- TASK DETAILS:
Output each line exactly as it appears, skipping any embedded picture.

- DATA ENTRIES:
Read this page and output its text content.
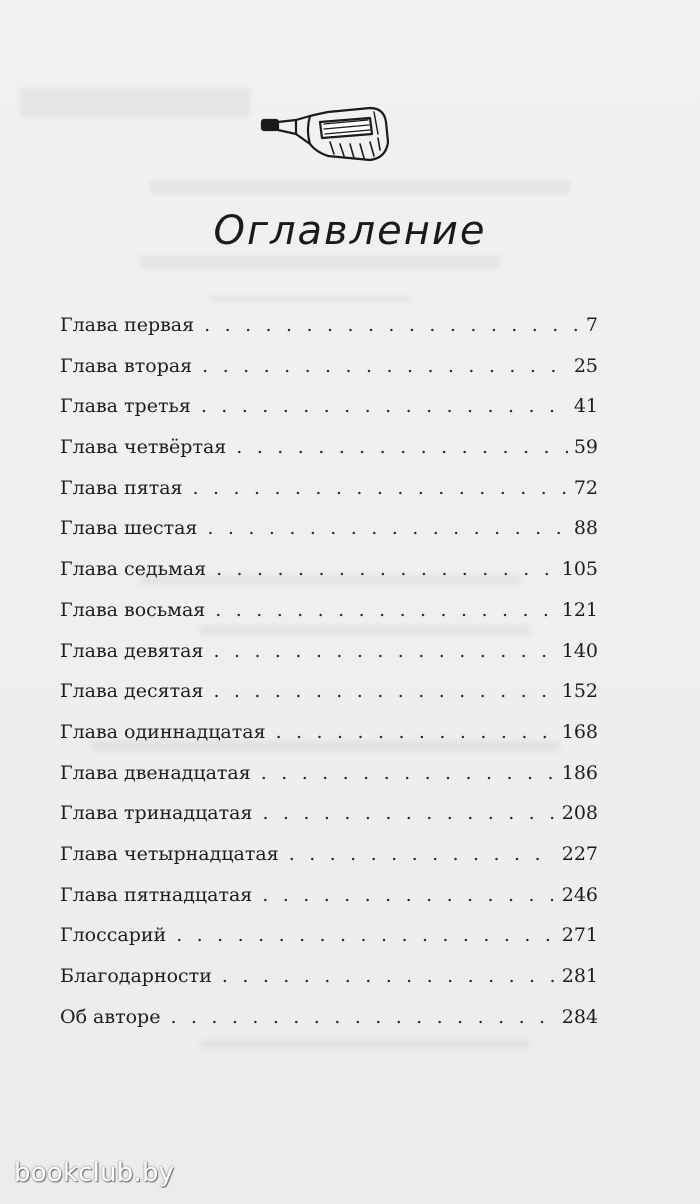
Оглавление
Глава первая . . .	7
Глава вторая . . .	25
Глава третья . . .	41
Глава четвёртая . . .	59
Глава пятая . . .	72
Глава шестая . . .	88
Глава седьмая . . .	105
Глава восьмая . . .	121
Глава девятая . . .	140
Глава десятая . . .	152
Глава одиннадцатая . . .	168
Глава двенадцатая . . .	186
Глава тринадцатая . . .	208
Глава четырнадцатая . . .	227
Глава пятнадцатая . . .	246
Глоссарий . . .	271
Благодарности . . .	281
Об авторе . . .	284
bookclub.by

- RESULT OF THE TASK:
Read this page and output its text content.
Оглавление
Глава первая . . .	7
Глава вторая . . .	25
Глава третья . . .	41
Глава четвёртая . . .	59
Глава пятая . . .	72
Глава шестая . . .	88
Глава седьмая . . .	105
Глава восьмая . . .	121
Глава девятая . . .	140
Глава десятая . . .	152
Глава одиннадцатая . . .	168
Глава двенадцатая . . .	186
Глава тринадцатая . . .	208
Глава четырнадцатая . . .	227
Глава пятнадцатая . . .	246
Глоссарий . . .	271
Благодарности . . .	281
Об авторе . . .	284
bookclub.by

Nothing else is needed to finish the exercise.